(Data items)
----

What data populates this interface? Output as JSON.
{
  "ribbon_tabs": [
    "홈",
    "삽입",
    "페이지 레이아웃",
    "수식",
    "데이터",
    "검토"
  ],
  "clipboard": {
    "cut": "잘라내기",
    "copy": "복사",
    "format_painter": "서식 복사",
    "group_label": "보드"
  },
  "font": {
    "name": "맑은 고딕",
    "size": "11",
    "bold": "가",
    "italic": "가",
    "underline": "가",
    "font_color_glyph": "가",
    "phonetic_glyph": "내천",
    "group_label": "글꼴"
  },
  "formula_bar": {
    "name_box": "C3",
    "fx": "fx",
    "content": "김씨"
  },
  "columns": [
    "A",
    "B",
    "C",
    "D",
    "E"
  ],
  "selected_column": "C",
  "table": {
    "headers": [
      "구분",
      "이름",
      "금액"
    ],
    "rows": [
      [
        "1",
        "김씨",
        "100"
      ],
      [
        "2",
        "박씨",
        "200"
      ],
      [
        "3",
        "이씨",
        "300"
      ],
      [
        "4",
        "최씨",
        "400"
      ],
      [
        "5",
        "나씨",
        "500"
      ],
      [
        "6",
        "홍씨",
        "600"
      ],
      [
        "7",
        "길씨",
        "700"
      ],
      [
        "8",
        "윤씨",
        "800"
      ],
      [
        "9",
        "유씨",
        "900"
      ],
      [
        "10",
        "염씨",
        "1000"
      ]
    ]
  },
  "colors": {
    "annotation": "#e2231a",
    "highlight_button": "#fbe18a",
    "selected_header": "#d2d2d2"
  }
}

----

#### [GOAL OF THE EXERCISE]
Each entry is to be returned in full, character for character.

#### [FINAL ANSWER]
What data populates this interface? Output as JSON.
{
  "ribbon_tabs": [
    "홈",
    "삽입",
    "페이지 레이아웃",
    "수식",
    "데이터",
    "검토"
  ],
  "clipboard": {
    "cut": "잘라내기",
    "copy": "복사",
    "format_painter": "서식 복사",
    "group_label": "보드"
  },
  "font": {
    "name": "맑은 고딕",
    "size": "11",
    "bold": "가",
    "italic": "가",
    "underline": "가",
    "font_color_glyph": "가",
    "phonetic_glyph": "내천",
    "group_label": "글꼴"
  },
  "formula_bar": {
    "name_box": "C3",
    "fx": "fx",
    "content": "김씨"
  },
  "columns": [
    "A",
    "B",
    "C",
    "D",
    "E"
  ],
  "selected_column": "C",
  "table": {
    "headers": [
      "구분",
      "이름",
      "금액"
    ],
    "rows": [
      [
        "1",
        "김씨",
        "100"
      ],
      [
        "2",
        "박씨",
        "200"
      ],
      [
        "3",
        "이씨",
        "300"
      ],
      [
        "4",
        "최씨",
        "400"
      ],
      [
        "5",
        "나씨",
        "500"
      ],
      [
        "6",
        "홍씨",
        "600"
      ],
      [
        "7",
        "길씨",
        "700"
      ],
      [
        "8",
        "윤씨",
        "800"
      ],
      [
        "9",
        "유씨",
        "900"
      ],
      [
        "10",
        "염씨",
        "1000"
      ]
    ]
  },
  "colors": {
    "annotation": "#e2231a",
    "highlight_button": "#fbe18a",
    "selected_header": "#d2d2d2"
  }
}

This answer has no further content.